Work required:
Transcribe the listing in full, excluding any pictures.

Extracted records
▽

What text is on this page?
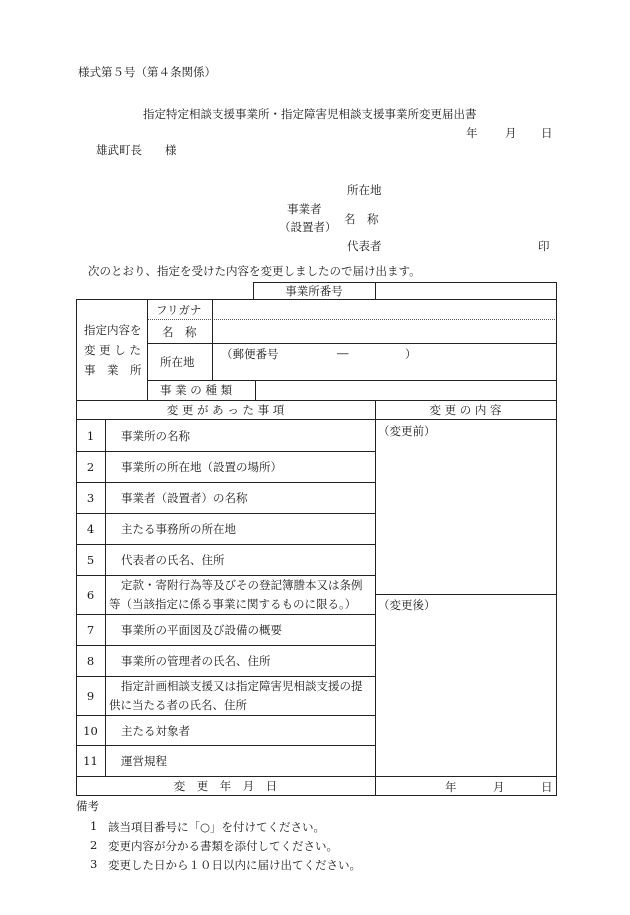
様式第５号（第４条関係）
指定特定相談支援事業所・指定障害児相談支援事業所変更届出書
年 月 日
雄武町長　　様
所在地
事業者
（設置者）
名　称
代表者	印
次のとおり、指定を受けた内容を変更しましたので届け出ます。
事業所番号
指定内容を
変 更 し た
事　業　所
フリガナ
名　称
所在地
（郵便番号	―	）
事 業 の 種 類
変 更 が あ っ た 事 項	変 更 の 内 容
（変更前）
（変更後）
1	事業所の名称
2	事業所の所在地（設置の場所）
3	事業者（設置者）の名称
4	主たる事務所の所在地
5	代表者の氏名、住所
6
定款・寄附行為等及びその登記簿謄本又は条例
等（当該指定に係る事業に関するものに限る。）
7	事業所の平面図及び設備の概要
8	事業所の管理者の氏名、住所
9
指定計画相談支援又は指定障害児相談支援の提
供に当たる者の氏名、住所
10	主たる対象者
11	運営規程
変　更　年　月　日	年	月	日
備考
1 該当項目番号に「○」を付けてください。
2 変更内容が分かる書類を添付してください。
3 変更した日から１０日以内に届け出てください。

△

Result for this task:
What text is on this page?
様式第５号（第４条関係）
指定特定相談支援事業所・指定障害児相談支援事業所変更届出書
年 月 日
雄武町長　　様
所在地
事業者
（設置者）
名　称
代表者	印
次のとおり、指定を受けた内容を変更しましたので届け出ます。
事業所番号
指定内容を
変 更 し た
事　業　所
フリガナ
名　称
所在地
（郵便番号	―	）
事 業 の 種 類
変 更 が あ っ た 事 項	変 更 の 内 容
（変更前）
（変更後）
1	事業所の名称
2	事業所の所在地（設置の場所）
3	事業者（設置者）の名称
4	主たる事務所の所在地
5	代表者の氏名、住所
6
定款・寄附行為等及びその登記簿謄本又は条例
等（当該指定に係る事業に関するものに限る。）
7	事業所の平面図及び設備の概要
8	事業所の管理者の氏名、住所
9
指定計画相談支援又は指定障害児相談支援の提
供に当たる者の氏名、住所
10	主たる対象者
11	運営規程
変　更　年　月　日	年	月	日
備考
1 該当項目番号に「○」を付けてください。
2 変更内容が分かる書類を添付してください。
3 変更した日から１０日以内に届け出てください。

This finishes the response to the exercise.